» **Working data**:
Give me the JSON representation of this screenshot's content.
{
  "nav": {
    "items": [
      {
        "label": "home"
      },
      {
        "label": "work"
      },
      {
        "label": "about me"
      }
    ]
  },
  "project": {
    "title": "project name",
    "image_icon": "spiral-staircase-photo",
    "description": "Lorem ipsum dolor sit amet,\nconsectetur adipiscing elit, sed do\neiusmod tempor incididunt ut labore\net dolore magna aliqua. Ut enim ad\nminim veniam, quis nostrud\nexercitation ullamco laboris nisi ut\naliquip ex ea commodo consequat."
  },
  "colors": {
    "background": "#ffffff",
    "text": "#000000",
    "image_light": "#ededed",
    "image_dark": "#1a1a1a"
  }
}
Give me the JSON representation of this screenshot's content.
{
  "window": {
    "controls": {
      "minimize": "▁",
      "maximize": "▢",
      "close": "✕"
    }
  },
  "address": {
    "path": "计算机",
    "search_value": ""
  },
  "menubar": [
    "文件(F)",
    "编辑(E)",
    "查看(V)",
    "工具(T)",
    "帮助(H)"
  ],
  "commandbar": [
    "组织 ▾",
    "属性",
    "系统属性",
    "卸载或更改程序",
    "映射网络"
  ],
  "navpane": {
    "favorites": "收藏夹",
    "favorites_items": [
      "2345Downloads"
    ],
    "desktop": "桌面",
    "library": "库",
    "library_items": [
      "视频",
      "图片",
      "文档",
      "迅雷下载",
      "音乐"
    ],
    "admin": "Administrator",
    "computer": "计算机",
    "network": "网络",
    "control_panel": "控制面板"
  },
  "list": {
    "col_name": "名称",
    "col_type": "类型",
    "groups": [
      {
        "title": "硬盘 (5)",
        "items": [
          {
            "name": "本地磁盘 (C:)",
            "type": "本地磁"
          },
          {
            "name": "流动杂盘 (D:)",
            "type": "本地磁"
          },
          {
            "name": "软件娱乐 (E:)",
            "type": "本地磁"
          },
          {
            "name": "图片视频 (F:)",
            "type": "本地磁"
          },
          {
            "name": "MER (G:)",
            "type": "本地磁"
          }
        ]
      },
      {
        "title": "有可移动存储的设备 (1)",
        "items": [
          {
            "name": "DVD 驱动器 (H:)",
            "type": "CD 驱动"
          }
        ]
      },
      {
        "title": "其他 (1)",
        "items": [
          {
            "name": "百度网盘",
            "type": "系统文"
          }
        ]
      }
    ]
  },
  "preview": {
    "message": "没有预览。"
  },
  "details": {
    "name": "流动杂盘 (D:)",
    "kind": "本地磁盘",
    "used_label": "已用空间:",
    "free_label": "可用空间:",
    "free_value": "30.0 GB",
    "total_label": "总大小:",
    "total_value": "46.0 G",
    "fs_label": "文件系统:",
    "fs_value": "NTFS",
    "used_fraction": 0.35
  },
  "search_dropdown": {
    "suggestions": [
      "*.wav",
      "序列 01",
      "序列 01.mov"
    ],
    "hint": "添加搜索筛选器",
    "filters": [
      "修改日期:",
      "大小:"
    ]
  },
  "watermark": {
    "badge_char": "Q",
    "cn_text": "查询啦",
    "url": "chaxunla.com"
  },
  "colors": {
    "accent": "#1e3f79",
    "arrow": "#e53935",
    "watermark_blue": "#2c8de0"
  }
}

» **What you will do**: Transcribe the material above word for word.

» **Solution to this exercise**:
Give me the JSON representation of this screenshot's content.
{
  "nav": {
    "items": [
      {
        "label": "home"
      },
      {
        "label": "work"
      },
      {
        "label": "about me"
      }
    ]
  },
  "project": {
    "title": "project name",
    "image_icon": "spiral-staircase-photo",
    "description": "Lorem ipsum dolor sit amet,\nconsectetur adipiscing elit, sed do\neiusmod tempor incididunt ut labore\net dolore magna aliqua. Ut enim ad\nminim veniam, quis nostrud\nexercitation ullamco laboris nisi ut\naliquip ex ea commodo consequat."
  },
  "colors": {
    "background": "#ffffff",
    "text": "#000000",
    "image_light": "#ededed",
    "image_dark": "#1a1a1a"
  }
}
Give me the JSON representation of this screenshot's content.
{
  "window": {
    "controls": {
      "minimize": "▁",
      "maximize": "▢",
      "close": "✕"
    }
  },
  "address": {
    "path": "计算机",
    "search_value": ""
  },
  "menubar": [
    "文件(F)",
    "编辑(E)",
    "查看(V)",
    "工具(T)",
    "帮助(H)"
  ],
  "commandbar": [
    "组织 ▾",
    "属性",
    "系统属性",
    "卸载或更改程序",
    "映射网络"
  ],
  "navpane": {
    "favorites": "收藏夹",
    "favorites_items": [
      "2345Downloads"
    ],
    "desktop": "桌面",
    "library": "库",
    "library_items": [
      "视频",
      "图片",
      "文档",
      "迅雷下载",
      "音乐"
    ],
    "admin": "Administrator",
    "computer": "计算机",
    "network": "网络",
    "control_panel": "控制面板"
  },
  "list": {
    "col_name": "名称",
    "col_type": "类型",
    "groups": [
      {
        "title": "硬盘 (5)",
        "items": [
          {
            "name": "本地磁盘 (C:)",
            "type": "本地磁"
          },
          {
            "name": "流动杂盘 (D:)",
            "type": "本地磁"
          },
          {
            "name": "软件娱乐 (E:)",
            "type": "本地磁"
          },
          {
            "name": "图片视频 (F:)",
            "type": "本地磁"
          },
          {
            "name": "MER (G:)",
            "type": "本地磁"
          }
        ]
      },
      {
        "title": "有可移动存储的设备 (1)",
        "items": [
          {
            "name": "DVD 驱动器 (H:)",
            "type": "CD 驱动"
          }
        ]
      },
      {
        "title": "其他 (1)",
        "items": [
          {
            "name": "百度网盘",
            "type": "系统文"
          }
        ]
      }
    ]
  },
  "preview": {
    "message": "没有预览。"
  },
  "details": {
    "name": "流动杂盘 (D:)",
    "kind": "本地磁盘",
    "used_label": "已用空间:",
    "free_label": "可用空间:",
    "free_value": "30.0 GB",
    "total_label": "总大小:",
    "total_value": "46.0 G",
    "fs_label": "文件系统:",
    "fs_value": "NTFS",
    "used_fraction": 0.35
  },
  "search_dropdown": {
    "suggestions": [
      "*.wav",
      "序列 01",
      "序列 01.mov"
    ],
    "hint": "添加搜索筛选器",
    "filters": [
      "修改日期:",
      "大小:"
    ]
  },
  "watermark": {
    "badge_char": "Q",
    "cn_text": "查询啦",
    "url": "chaxunla.com"
  },
  "colors": {
    "accent": "#1e3f79",
    "arrow": "#e53935",
    "watermark_blue": "#2c8de0"
  }
}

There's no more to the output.